_Items from a dataset_
:::::

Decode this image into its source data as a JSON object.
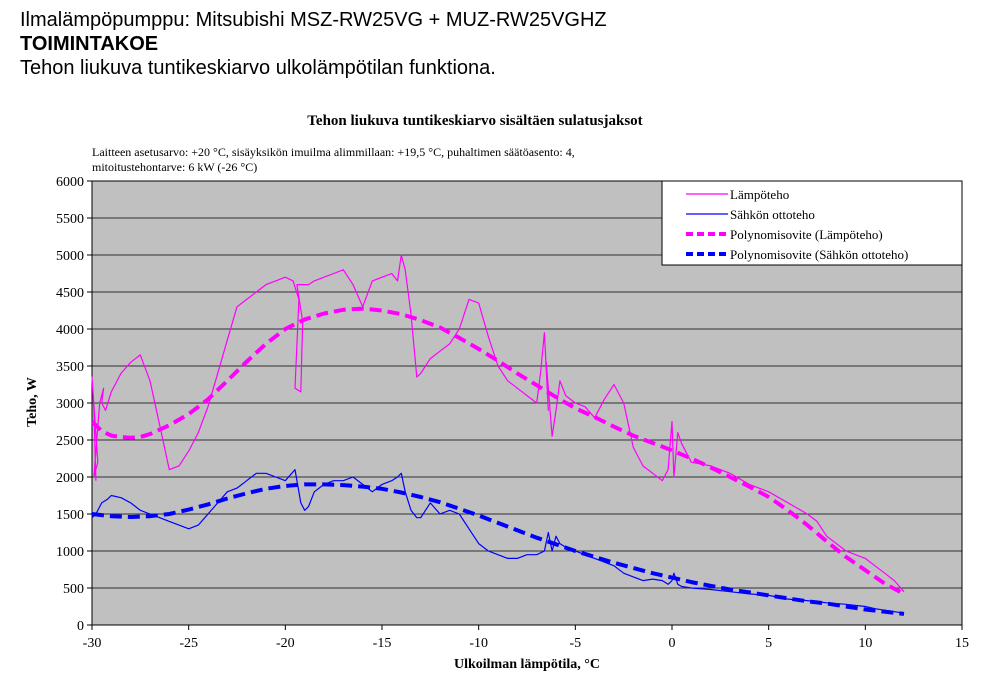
{
  "header": {
    "line1": "Ilmalämpöpumppu: Mitsubishi MSZ-RW25VG + MUZ-RW25VGHZ",
    "line2": "TOIMINTAKOE",
    "line3": "Tehon liukuva tuntikeskiarvo ulkolämpötilan funktiona."
  },
  "chart_data": {
    "type": "line",
    "title": "Tehon liukuva tuntikeskiarvo sisältäen sulatusjaksot",
    "subtitle_lines": [
      "Laitteen asetusarvo: +20 °C, sisäyksikön imuilma alimmillaan: +19,5 °C, puhaltimen säätöasento: 4,",
      "mitoitustehontarve: 6 kW (-26 °C)"
    ],
    "xlabel": "Ulkoilman lämpötila, °C",
    "ylabel": "Teho, W",
    "xlim": [
      -30,
      15
    ],
    "ylim": [
      0,
      6000
    ],
    "xticks": [
      -30,
      -25,
      -20,
      -15,
      -10,
      -5,
      0,
      5,
      10,
      15
    ],
    "yticks": [
      0,
      500,
      1000,
      1500,
      2000,
      2500,
      3000,
      3500,
      4000,
      4500,
      5000,
      5500,
      6000
    ],
    "xtick_labels": [
      "-30",
      "-25",
      "-20",
      "-15",
      "-10",
      "-5",
      "0",
      "5",
      "10",
      "15"
    ],
    "ytick_labels": [
      "0",
      "500",
      "1000",
      "1500",
      "2000",
      "2500",
      "3000",
      "3500",
      "4000",
      "4500",
      "5000",
      "5500",
      "6000"
    ],
    "grid": "horizontal",
    "legend": "top-right",
    "plot_background": "#c0c0c0",
    "series": [
      {
        "name": "Lämpöteho",
        "color": "#ff00ff",
        "style": "solid-thin",
        "x": [
          -29.8,
          -29.9,
          -30,
          -29.7,
          -29.9,
          -29.6,
          -29.4,
          -29.5,
          -29.3,
          -29.0,
          -28.5,
          -28.0,
          -27.5,
          -27.0,
          -26.5,
          -26.0,
          -25.5,
          -25.0,
          -24.5,
          -24.0,
          -23.5,
          -23.0,
          -22.5,
          -22.0,
          -21.5,
          -21.0,
          -20.5,
          -20.0,
          -19.6,
          -19.3,
          -19.5,
          -19.2,
          -19.1,
          -19.4,
          -18.8,
          -18.5,
          -18.0,
          -17.5,
          -17.0,
          -16.5,
          -16.0,
          -15.5,
          -15.0,
          -14.5,
          -14.2,
          -14.0,
          -13.8,
          -13.5,
          -13.2,
          -13.0,
          -12.5,
          -12.0,
          -11.5,
          -11.0,
          -10.5,
          -10.0,
          -9.5,
          -9.0,
          -8.5,
          -8.0,
          -7.5,
          -7.0,
          -6.8,
          -6.6,
          -6.4,
          -6.5,
          -6.2,
          -6.0,
          -5.8,
          -5.5,
          -5.0,
          -4.5,
          -4.0,
          -3.5,
          -3.0,
          -2.5,
          -2.0,
          -1.5,
          -1.0,
          -0.5,
          -0.2,
          0.0,
          0.1,
          0.3,
          0.5,
          1.0,
          2.0,
          3.0,
          4.0,
          5.0,
          6.0,
          7.0,
          7.5,
          8.0,
          9.0,
          10.0,
          10.5,
          11.0,
          11.5,
          12.0
        ],
        "y": [
          1950,
          2900,
          3350,
          2200,
          2000,
          3000,
          3200,
          3000,
          2900,
          3150,
          3400,
          3550,
          3650,
          3300,
          2700,
          2100,
          2150,
          2350,
          2600,
          2950,
          3400,
          3850,
          4300,
          4400,
          4500,
          4600,
          4650,
          4700,
          4650,
          4400,
          3200,
          3150,
          4100,
          4600,
          4600,
          4650,
          4700,
          4750,
          4800,
          4600,
          4300,
          4650,
          4700,
          4750,
          4650,
          5000,
          4800,
          4200,
          3350,
          3400,
          3600,
          3700,
          3800,
          4000,
          4400,
          4350,
          3900,
          3500,
          3300,
          3200,
          3100,
          3000,
          3400,
          3950,
          2900,
          3550,
          2550,
          2900,
          3300,
          3100,
          3000,
          2950,
          2800,
          3050,
          3250,
          3000,
          2400,
          2150,
          2050,
          1950,
          2100,
          2750,
          2000,
          2600,
          2450,
          2200,
          2150,
          2050,
          1900,
          1800,
          1650,
          1500,
          1400,
          1200,
          1000,
          900,
          800,
          700,
          600,
          450
        ]
      },
      {
        "name": "Sähkön ottoteho",
        "color": "#0000ff",
        "style": "solid-thin",
        "x": [
          -30,
          -29.8,
          -29.5,
          -29.2,
          -29.0,
          -28.5,
          -28.0,
          -27.5,
          -27.0,
          -26.5,
          -26.0,
          -25.5,
          -25.0,
          -24.5,
          -24.0,
          -23.5,
          -23.0,
          -22.5,
          -22.0,
          -21.5,
          -21.0,
          -20.5,
          -20.0,
          -19.5,
          -19.2,
          -19.0,
          -18.8,
          -18.5,
          -18.0,
          -17.5,
          -17.0,
          -16.5,
          -16.0,
          -15.5,
          -15.0,
          -14.5,
          -14.2,
          -14.0,
          -13.8,
          -13.5,
          -13.2,
          -13.0,
          -12.5,
          -12.0,
          -11.5,
          -11.0,
          -10.5,
          -10.0,
          -9.5,
          -9.0,
          -8.5,
          -8.0,
          -7.5,
          -7.0,
          -6.6,
          -6.4,
          -6.2,
          -6.0,
          -5.8,
          -5.5,
          -5.0,
          -4.5,
          -4.0,
          -3.5,
          -3.0,
          -2.5,
          -2.0,
          -1.5,
          -1.0,
          -0.5,
          -0.2,
          0.0,
          0.1,
          0.3,
          0.5,
          1.0,
          2.0,
          3.0,
          4.0,
          5.0,
          6.0,
          7.0,
          8.0,
          9.0,
          10.0,
          10.5,
          11.0,
          11.5,
          12.0
        ],
        "y": [
          1450,
          1500,
          1650,
          1700,
          1750,
          1720,
          1650,
          1550,
          1500,
          1450,
          1400,
          1350,
          1300,
          1350,
          1500,
          1650,
          1800,
          1850,
          1950,
          2050,
          2050,
          2000,
          1950,
          2100,
          1650,
          1550,
          1600,
          1800,
          1900,
          1950,
          1950,
          2000,
          1900,
          1800,
          1900,
          1950,
          2000,
          2050,
          1800,
          1550,
          1450,
          1450,
          1650,
          1500,
          1550,
          1500,
          1300,
          1100,
          1000,
          950,
          900,
          900,
          950,
          950,
          1000,
          1250,
          1000,
          1200,
          1100,
          1050,
          1000,
          950,
          900,
          850,
          800,
          700,
          650,
          600,
          620,
          600,
          550,
          600,
          700,
          550,
          520,
          500,
          480,
          450,
          420,
          400,
          350,
          330,
          300,
          280,
          250,
          220,
          200,
          180,
          160
        ]
      },
      {
        "name": "Polynomisovite (Lämpöteho)",
        "color": "#ff00ff",
        "style": "dashed-thick",
        "x": [
          -30,
          -29.5,
          -29,
          -28.5,
          -28,
          -27.5,
          -27,
          -26,
          -25,
          -24,
          -23,
          -22,
          -21,
          -20,
          -19,
          -18,
          -17,
          -16,
          -15,
          -14,
          -13,
          -12,
          -11,
          -10,
          -9,
          -8,
          -7,
          -6,
          -5,
          -4,
          -3,
          -2,
          -1,
          0,
          1,
          2,
          3,
          4,
          5,
          6,
          7,
          8,
          9,
          10,
          11,
          12
        ],
        "y": [
          2750,
          2620,
          2560,
          2540,
          2530,
          2540,
          2580,
          2700,
          2850,
          3050,
          3300,
          3560,
          3800,
          4000,
          4130,
          4210,
          4260,
          4275,
          4250,
          4200,
          4120,
          4020,
          3880,
          3730,
          3570,
          3400,
          3240,
          3080,
          2930,
          2810,
          2680,
          2560,
          2460,
          2360,
          2250,
          2130,
          2000,
          1870,
          1730,
          1550,
          1350,
          1130,
          920,
          740,
          560,
          420
        ]
      },
      {
        "name": "Polynomisovite (Sähkön ottoteho)",
        "color": "#0000ff",
        "style": "dashed-thick",
        "x": [
          -30,
          -29,
          -28,
          -27,
          -26,
          -25,
          -24,
          -23,
          -22,
          -21,
          -20,
          -19,
          -18,
          -17,
          -16,
          -15,
          -14,
          -13,
          -12,
          -11,
          -10,
          -9,
          -8,
          -7,
          -6,
          -5,
          -4,
          -3,
          -2,
          -1,
          0,
          1,
          2,
          3,
          4,
          5,
          6,
          7,
          8,
          9,
          10,
          11,
          12
        ],
        "y": [
          1500,
          1470,
          1460,
          1470,
          1500,
          1560,
          1630,
          1710,
          1780,
          1840,
          1880,
          1900,
          1900,
          1890,
          1870,
          1840,
          1790,
          1730,
          1660,
          1570,
          1480,
          1380,
          1280,
          1180,
          1090,
          1000,
          920,
          840,
          770,
          700,
          640,
          580,
          530,
          480,
          440,
          400,
          360,
          320,
          290,
          250,
          210,
          180,
          150
        ]
      }
    ]
  }
}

:::::

_Job_
Using the listing above, pull out all lines that hold the word "tuntikeskiarvo".

_Answer to the task_
    "line3": "Tehon liukuva tuntikeskiarvo ulkolämpötilan funktiona."
    "title": "Tehon liukuva tuntikeskiarvo sisältäen sulatusjaksot",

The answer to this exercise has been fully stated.